▶ **Records for the exercise**:
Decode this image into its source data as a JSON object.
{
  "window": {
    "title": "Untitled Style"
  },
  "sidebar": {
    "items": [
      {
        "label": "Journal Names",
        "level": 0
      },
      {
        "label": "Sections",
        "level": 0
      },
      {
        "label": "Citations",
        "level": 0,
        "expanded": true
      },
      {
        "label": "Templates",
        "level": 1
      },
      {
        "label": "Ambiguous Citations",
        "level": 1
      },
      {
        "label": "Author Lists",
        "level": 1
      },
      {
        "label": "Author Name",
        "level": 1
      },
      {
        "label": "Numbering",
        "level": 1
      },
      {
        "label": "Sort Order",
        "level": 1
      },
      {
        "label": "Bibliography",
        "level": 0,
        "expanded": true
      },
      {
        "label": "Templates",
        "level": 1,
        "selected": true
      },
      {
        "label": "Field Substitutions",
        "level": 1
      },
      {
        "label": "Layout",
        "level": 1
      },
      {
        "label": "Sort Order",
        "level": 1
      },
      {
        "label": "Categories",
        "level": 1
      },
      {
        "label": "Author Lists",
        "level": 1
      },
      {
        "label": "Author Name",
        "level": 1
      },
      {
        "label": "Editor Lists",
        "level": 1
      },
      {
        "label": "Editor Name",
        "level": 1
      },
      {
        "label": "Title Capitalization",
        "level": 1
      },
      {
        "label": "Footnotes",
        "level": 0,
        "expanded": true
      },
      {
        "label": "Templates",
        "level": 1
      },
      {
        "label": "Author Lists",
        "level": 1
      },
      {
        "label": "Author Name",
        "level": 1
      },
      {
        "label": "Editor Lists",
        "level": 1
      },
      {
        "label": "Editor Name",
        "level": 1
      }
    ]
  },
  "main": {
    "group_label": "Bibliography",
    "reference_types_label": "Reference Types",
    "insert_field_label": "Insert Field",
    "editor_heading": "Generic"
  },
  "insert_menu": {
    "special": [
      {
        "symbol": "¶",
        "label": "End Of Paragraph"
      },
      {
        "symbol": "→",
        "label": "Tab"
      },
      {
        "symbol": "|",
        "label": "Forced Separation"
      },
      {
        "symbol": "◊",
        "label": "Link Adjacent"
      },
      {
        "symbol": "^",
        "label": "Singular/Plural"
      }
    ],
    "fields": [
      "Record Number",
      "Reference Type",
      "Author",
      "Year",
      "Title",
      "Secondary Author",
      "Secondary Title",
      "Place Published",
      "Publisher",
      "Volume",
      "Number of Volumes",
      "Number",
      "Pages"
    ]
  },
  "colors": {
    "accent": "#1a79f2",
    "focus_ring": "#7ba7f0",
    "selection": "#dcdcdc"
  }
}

▶ **Task brief**: Repeat the data precisely, line by line.

▶ **The solution**:
Decode this image into its source data as a JSON object.
{
  "window": {
    "title": "Untitled Style"
  },
  "sidebar": {
    "items": [
      {
        "label": "Journal Names",
        "level": 0
      },
      {
        "label": "Sections",
        "level": 0
      },
      {
        "label": "Citations",
        "level": 0,
        "expanded": true
      },
      {
        "label": "Templates",
        "level": 1
      },
      {
        "label": "Ambiguous Citations",
        "level": 1
      },
      {
        "label": "Author Lists",
        "level": 1
      },
      {
        "label": "Author Name",
        "level": 1
      },
      {
        "label": "Numbering",
        "level": 1
      },
      {
        "label": "Sort Order",
        "level": 1
      },
      {
        "label": "Bibliography",
        "level": 0,
        "expanded": true
      },
      {
        "label": "Templates",
        "level": 1,
        "selected": true
      },
      {
        "label": "Field Substitutions",
        "level": 1
      },
      {
        "label": "Layout",
        "level": 1
      },
      {
        "label": "Sort Order",
        "level": 1
      },
      {
        "label": "Categories",
        "level": 1
      },
      {
        "label": "Author Lists",
        "level": 1
      },
      {
        "label": "Author Name",
        "level": 1
      },
      {
        "label": "Editor Lists",
        "level": 1
      },
      {
        "label": "Editor Name",
        "level": 1
      },
      {
        "label": "Title Capitalization",
        "level": 1
      },
      {
        "label": "Footnotes",
        "level": 0,
        "expanded": true
      },
      {
        "label": "Templates",
        "level": 1
      },
      {
        "label": "Author Lists",
        "level": 1
      },
      {
        "label": "Author Name",
        "level": 1
      },
      {
        "label": "Editor Lists",
        "level": 1
      },
      {
        "label": "Editor Name",
        "level": 1
      }
    ]
  },
  "main": {
    "group_label": "Bibliography",
    "reference_types_label": "Reference Types",
    "insert_field_label": "Insert Field",
    "editor_heading": "Generic"
  },
  "insert_menu": {
    "special": [
      {
        "symbol": "¶",
        "label": "End Of Paragraph"
      },
      {
        "symbol": "→",
        "label": "Tab"
      },
      {
        "symbol": "|",
        "label": "Forced Separation"
      },
      {
        "symbol": "◊",
        "label": "Link Adjacent"
      },
      {
        "symbol": "^",
        "label": "Singular/Plural"
      }
    ],
    "fields": [
      "Record Number",
      "Reference Type",
      "Author",
      "Year",
      "Title",
      "Secondary Author",
      "Secondary Title",
      "Place Published",
      "Publisher",
      "Volume",
      "Number of Volumes",
      "Number",
      "Pages"
    ]
  },
  "colors": {
    "accent": "#1a79f2",
    "focus_ring": "#7ba7f0",
    "selection": "#dcdcdc"
  }
}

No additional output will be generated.